--- START INFORMATION SUPPLIED ---

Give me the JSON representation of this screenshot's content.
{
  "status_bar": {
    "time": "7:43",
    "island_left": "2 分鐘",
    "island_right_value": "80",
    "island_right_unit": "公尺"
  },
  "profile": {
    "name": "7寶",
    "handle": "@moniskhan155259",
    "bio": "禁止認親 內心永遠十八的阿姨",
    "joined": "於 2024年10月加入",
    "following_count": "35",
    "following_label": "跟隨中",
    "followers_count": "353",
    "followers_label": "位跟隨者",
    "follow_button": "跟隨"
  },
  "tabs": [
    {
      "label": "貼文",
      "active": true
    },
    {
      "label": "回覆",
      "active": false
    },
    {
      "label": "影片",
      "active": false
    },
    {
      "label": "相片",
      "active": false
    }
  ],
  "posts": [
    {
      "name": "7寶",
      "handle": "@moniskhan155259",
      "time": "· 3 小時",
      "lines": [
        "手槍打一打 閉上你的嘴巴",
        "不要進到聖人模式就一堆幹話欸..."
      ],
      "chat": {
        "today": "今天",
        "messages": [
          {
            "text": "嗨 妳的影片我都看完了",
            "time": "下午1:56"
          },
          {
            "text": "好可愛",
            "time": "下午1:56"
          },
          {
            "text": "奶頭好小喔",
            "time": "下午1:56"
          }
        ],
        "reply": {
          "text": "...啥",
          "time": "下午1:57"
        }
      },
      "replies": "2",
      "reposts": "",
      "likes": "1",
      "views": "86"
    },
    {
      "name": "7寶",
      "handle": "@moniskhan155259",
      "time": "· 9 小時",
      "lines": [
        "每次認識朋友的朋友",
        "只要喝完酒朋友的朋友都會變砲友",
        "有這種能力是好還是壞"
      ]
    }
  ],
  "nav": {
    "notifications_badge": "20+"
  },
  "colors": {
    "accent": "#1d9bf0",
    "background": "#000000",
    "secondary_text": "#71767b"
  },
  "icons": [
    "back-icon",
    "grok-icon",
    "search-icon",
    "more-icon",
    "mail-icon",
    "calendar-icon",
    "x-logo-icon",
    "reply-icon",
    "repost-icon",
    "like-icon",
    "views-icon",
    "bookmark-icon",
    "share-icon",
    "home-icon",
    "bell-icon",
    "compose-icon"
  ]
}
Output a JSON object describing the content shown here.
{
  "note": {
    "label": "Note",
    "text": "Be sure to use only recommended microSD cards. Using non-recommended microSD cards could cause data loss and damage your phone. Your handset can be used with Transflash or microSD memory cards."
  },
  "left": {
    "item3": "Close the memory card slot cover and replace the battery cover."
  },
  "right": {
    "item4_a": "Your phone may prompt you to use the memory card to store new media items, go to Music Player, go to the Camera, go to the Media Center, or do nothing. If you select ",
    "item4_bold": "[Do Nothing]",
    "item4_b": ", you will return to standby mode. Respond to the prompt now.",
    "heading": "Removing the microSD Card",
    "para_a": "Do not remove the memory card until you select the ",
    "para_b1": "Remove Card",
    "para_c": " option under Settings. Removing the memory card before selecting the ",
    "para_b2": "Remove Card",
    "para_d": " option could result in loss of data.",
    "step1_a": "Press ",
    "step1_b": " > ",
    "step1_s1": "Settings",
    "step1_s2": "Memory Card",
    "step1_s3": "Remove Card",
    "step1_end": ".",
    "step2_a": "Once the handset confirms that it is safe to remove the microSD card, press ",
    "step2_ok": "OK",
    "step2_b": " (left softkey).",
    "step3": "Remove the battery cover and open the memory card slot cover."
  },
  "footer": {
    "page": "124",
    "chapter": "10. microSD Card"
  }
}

--- END INFORMATION SUPPLIED ---

## YOUR GOAL
From the data, list each line in which the string "could" appears.

## CORRECT OUTPUT
    "text": "Be sure to use only recommended microSD cards. Using non-recommended microSD cards could cause data loss and damage your phone. Your handset can be used with Transflash or microSD memory cards."
    "para_d": " option could result in loss of data.",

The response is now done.